REQUIREMENT -
Your task is to write out the complete listing exactly as it is shown.

• • • • • • •

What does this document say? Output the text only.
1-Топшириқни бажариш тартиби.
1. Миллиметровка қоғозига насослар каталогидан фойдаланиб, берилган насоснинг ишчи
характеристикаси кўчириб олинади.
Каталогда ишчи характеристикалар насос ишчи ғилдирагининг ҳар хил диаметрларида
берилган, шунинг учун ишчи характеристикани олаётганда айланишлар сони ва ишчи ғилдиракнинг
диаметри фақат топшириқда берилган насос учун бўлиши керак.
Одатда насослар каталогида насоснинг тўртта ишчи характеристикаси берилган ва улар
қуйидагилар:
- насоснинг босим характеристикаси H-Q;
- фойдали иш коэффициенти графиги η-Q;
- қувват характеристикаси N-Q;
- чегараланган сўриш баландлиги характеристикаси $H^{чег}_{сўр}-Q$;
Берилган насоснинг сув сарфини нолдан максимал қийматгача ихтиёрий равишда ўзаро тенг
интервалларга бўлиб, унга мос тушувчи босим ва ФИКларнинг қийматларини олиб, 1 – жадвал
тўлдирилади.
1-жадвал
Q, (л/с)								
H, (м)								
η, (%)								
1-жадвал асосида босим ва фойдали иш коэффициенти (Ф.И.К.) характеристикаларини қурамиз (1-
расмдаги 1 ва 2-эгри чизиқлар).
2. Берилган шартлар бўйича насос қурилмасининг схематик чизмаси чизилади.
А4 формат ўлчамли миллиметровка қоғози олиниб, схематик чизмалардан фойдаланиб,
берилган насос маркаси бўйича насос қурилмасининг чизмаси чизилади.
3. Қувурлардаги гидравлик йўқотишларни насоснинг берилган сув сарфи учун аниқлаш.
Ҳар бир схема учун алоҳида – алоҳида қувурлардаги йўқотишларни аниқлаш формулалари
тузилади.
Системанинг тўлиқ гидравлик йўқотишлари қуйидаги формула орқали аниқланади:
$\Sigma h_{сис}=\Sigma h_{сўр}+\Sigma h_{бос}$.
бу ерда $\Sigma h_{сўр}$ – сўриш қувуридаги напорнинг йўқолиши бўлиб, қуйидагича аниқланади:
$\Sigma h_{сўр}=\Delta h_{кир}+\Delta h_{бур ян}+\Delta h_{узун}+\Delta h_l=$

• • • • • • •

EXERCISE OUTPUT -
What does this document say? Output the text only.
1-Топшириқни бажариш тартиби.
1. Миллиметровка қоғозига насослар каталогидан фойдаланиб, берилган насоснинг ишчи
характеристикаси кўчириб олинади.
Каталогда ишчи характеристикалар насос ишчи ғилдирагининг ҳар хил диаметрларида
берилган, шунинг учун ишчи характеристикани олаётганда айланишлар сони ва ишчи ғилдиракнинг
диаметри фақат топшириқда берилган насос учун бўлиши керак.
Одатда насослар каталогида насоснинг тўртта ишчи характеристикаси берилган ва улар
қуйидагилар:
- насоснинг босим характеристикаси H-Q;
- фойдали иш коэффициенти графиги η-Q;
- қувват характеристикаси N-Q;
- чегараланган сўриш баландлиги характеристикаси $H^{чег}_{сўр}-Q$;
Берилган насоснинг сув сарфини нолдан максимал қийматгача ихтиёрий равишда ўзаро тенг
интервалларга бўлиб, унга мос тушувчи босим ва ФИКларнинг қийматларини олиб, 1 – жадвал
тўлдирилади.
1-жадвал
Q, (л/с)								
H, (м)								
η, (%)								
1-жадвал асосида босим ва фойдали иш коэффициенти (Ф.И.К.) характеристикаларини қурамиз (1-
расмдаги 1 ва 2-эгри чизиқлар).
2. Берилган шартлар бўйича насос қурилмасининг схематик чизмаси чизилади.
А4 формат ўлчамли миллиметровка қоғози олиниб, схематик чизмалардан фойдаланиб,
берилган насос маркаси бўйича насос қурилмасининг чизмаси чизилади.
3. Қувурлардаги гидравлик йўқотишларни насоснинг берилган сув сарфи учун аниқлаш.
Ҳар бир схема учун алоҳида – алоҳида қувурлардаги йўқотишларни аниқлаш формулалари
тузилади.
Системанинг тўлиқ гидравлик йўқотишлари қуйидаги формула орқали аниқланади:
$\Sigma h_{сис}=\Sigma h_{сўр}+\Sigma h_{бос}$.
бу ерда $\Sigma h_{сўр}$ – сўриш қувуридаги напорнинг йўқолиши бўлиб, қуйидагича аниқланади:
$\Sigma h_{сўр}=\Delta h_{кир}+\Delta h_{бур ян}+\Delta h_{узун}+\Delta h_l=$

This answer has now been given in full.